**GIVEN PROBLEM**
Locate every line below that contains the word "บมอบหมาย" and copy it.

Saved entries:

:::::

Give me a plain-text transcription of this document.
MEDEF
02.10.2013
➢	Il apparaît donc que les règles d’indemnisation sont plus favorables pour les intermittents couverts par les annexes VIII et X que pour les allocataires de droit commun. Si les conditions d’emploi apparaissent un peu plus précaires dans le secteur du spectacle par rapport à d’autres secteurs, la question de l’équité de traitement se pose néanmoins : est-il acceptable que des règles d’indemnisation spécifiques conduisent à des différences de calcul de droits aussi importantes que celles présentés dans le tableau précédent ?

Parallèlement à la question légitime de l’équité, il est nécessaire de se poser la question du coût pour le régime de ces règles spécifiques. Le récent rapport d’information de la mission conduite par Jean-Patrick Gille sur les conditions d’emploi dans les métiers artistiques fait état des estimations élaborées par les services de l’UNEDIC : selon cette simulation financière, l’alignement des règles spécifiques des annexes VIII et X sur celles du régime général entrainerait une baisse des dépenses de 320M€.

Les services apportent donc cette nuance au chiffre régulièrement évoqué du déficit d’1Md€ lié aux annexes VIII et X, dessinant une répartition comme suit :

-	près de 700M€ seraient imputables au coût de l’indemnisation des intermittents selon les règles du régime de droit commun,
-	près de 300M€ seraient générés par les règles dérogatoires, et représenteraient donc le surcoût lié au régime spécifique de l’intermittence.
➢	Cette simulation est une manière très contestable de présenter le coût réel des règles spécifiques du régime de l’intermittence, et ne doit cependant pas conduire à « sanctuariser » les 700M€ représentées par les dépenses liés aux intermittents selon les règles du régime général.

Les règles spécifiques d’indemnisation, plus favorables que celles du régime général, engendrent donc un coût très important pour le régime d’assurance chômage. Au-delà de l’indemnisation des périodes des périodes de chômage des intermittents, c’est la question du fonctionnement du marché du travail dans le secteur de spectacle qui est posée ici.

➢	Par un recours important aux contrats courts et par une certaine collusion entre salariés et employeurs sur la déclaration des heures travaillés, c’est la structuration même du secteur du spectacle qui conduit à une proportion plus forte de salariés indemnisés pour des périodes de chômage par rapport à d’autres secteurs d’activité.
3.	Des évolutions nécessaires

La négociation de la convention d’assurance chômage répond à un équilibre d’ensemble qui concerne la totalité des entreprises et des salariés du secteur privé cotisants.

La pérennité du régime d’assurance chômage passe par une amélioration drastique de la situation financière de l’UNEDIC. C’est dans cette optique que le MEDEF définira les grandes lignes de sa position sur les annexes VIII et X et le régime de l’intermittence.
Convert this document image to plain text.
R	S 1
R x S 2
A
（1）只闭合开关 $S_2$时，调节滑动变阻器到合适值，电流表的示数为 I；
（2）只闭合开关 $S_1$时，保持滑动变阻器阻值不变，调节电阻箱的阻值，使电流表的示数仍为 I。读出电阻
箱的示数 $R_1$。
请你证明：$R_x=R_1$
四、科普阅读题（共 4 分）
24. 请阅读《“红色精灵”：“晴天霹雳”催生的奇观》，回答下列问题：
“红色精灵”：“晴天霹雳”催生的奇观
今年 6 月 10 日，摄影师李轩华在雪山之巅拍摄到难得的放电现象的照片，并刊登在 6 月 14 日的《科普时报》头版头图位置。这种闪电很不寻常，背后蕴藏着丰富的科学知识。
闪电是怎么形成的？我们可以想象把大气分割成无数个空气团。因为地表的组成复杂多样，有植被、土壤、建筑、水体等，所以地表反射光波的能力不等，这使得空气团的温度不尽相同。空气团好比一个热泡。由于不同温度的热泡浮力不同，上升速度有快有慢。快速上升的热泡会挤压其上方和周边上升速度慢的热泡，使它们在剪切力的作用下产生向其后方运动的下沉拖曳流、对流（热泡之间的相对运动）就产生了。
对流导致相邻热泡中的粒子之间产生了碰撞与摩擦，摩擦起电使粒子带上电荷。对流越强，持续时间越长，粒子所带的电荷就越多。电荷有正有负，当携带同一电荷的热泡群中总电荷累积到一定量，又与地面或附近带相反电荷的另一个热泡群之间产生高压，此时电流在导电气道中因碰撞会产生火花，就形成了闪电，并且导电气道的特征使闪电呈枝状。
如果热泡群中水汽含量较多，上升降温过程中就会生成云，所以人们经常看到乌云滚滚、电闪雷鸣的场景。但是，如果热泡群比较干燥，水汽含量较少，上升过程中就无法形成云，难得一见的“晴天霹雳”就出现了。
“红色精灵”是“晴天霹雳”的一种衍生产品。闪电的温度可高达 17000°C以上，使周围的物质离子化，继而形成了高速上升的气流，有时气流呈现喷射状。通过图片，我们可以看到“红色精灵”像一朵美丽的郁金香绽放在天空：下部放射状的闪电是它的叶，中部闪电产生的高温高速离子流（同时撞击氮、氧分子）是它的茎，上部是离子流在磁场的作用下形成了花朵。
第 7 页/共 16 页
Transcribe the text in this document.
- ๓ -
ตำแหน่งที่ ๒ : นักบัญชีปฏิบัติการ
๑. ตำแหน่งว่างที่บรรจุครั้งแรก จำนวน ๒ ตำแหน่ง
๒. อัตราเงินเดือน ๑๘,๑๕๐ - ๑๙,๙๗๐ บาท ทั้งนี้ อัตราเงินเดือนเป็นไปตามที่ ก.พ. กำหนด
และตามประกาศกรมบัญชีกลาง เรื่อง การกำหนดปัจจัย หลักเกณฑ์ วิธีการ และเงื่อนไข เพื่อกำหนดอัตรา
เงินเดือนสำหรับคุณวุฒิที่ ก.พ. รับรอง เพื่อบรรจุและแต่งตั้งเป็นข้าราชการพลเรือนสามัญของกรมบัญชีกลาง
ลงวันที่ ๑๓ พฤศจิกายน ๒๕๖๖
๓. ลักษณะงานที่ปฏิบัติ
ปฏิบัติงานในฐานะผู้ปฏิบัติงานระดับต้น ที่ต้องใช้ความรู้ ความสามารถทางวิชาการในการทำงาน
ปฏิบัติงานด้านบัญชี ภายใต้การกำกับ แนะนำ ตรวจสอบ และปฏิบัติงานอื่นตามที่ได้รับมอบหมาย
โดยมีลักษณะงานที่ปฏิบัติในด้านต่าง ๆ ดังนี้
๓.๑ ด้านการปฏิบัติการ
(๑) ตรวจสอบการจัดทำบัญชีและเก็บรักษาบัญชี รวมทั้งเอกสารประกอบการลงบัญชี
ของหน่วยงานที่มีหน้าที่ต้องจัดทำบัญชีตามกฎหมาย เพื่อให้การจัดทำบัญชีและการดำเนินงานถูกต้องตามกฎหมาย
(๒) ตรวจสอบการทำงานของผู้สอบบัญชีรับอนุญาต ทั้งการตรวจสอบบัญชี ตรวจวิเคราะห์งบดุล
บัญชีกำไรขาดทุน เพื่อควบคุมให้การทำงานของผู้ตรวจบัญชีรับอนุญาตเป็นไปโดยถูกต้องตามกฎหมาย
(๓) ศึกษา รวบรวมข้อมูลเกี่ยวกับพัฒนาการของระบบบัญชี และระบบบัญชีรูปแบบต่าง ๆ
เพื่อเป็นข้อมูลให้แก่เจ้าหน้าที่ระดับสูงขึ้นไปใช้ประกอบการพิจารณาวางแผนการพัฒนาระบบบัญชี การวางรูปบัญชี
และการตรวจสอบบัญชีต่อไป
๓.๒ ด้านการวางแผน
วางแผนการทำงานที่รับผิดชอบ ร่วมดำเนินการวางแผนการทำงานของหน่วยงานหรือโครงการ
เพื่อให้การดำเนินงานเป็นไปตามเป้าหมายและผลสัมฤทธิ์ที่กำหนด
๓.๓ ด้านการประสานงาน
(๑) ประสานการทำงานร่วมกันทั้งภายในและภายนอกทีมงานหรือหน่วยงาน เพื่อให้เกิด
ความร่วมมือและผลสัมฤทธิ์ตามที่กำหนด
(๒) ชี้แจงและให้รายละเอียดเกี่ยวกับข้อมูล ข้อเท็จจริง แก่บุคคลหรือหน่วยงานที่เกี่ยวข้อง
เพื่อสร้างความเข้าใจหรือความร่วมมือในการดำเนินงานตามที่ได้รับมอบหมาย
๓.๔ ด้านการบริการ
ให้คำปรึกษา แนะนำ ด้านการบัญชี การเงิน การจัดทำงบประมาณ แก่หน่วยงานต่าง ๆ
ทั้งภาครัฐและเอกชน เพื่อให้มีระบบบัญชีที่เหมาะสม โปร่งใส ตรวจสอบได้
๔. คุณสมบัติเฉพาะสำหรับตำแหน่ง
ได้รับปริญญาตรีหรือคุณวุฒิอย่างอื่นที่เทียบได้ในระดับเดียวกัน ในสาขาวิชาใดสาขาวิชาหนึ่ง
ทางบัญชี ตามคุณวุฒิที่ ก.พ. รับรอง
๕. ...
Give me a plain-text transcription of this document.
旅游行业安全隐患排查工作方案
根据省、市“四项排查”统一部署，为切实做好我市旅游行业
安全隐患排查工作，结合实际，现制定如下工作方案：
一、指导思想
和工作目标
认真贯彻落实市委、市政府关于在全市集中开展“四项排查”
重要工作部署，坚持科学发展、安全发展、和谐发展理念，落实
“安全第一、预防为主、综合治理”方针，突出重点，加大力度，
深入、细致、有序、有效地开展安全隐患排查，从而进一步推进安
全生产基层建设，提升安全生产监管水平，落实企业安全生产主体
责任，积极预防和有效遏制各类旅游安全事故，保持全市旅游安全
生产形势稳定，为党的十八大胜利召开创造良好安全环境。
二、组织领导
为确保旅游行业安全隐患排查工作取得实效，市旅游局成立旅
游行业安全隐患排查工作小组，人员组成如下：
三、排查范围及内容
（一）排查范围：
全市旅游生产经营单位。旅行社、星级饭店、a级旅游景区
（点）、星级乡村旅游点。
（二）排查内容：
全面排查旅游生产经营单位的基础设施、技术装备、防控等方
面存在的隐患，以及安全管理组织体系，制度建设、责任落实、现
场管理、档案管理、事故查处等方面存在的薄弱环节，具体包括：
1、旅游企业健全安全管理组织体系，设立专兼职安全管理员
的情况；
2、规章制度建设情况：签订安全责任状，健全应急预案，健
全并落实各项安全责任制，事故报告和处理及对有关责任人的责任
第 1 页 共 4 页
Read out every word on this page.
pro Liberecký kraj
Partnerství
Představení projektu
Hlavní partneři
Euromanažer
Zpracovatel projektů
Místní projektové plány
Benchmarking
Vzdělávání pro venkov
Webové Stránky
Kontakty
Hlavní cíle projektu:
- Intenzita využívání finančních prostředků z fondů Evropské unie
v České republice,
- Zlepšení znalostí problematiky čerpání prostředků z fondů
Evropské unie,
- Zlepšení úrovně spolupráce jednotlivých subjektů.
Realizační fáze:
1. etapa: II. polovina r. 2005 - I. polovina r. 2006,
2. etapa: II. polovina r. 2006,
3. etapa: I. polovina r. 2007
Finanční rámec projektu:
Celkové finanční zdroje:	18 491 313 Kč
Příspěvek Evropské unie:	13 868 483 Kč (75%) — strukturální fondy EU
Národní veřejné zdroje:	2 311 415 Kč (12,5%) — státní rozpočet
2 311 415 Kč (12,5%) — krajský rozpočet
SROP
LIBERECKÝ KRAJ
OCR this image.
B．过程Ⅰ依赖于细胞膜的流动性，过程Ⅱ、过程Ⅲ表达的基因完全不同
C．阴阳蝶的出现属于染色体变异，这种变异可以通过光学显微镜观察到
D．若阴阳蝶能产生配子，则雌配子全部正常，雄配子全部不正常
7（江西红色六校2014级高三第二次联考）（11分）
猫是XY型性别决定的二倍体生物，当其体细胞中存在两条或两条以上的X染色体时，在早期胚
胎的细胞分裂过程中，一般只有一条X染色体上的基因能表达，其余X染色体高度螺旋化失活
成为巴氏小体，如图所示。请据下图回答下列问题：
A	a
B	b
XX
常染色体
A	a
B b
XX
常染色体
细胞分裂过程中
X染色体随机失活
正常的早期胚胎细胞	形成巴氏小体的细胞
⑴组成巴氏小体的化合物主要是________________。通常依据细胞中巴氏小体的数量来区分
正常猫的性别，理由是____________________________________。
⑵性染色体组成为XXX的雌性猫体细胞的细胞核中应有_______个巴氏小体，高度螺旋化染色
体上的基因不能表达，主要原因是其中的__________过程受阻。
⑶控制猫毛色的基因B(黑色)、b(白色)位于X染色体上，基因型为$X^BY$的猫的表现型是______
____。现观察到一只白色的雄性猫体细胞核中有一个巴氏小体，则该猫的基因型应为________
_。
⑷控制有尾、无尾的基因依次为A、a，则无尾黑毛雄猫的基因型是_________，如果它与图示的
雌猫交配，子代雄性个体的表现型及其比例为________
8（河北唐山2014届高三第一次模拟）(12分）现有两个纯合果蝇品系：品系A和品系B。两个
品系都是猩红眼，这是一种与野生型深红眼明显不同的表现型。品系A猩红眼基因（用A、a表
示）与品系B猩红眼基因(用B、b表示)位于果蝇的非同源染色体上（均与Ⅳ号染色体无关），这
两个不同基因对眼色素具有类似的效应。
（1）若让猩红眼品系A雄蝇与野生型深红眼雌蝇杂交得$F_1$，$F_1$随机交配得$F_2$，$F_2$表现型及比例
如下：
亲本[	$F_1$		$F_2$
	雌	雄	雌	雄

:::::

**SOLUTION TO THE PROBLEM**
ปฏิบัติงานด้านบัญชี ภายใต้การกำกับ แนะนำ ตรวจสอบ และปฏิบัติงานอื่นตามที่ได้รับมอบหมาย
เพื่อสร้างความเข้าใจหรือความร่วมมือในการดำเนินงานตามที่ได้รับมอบหมาย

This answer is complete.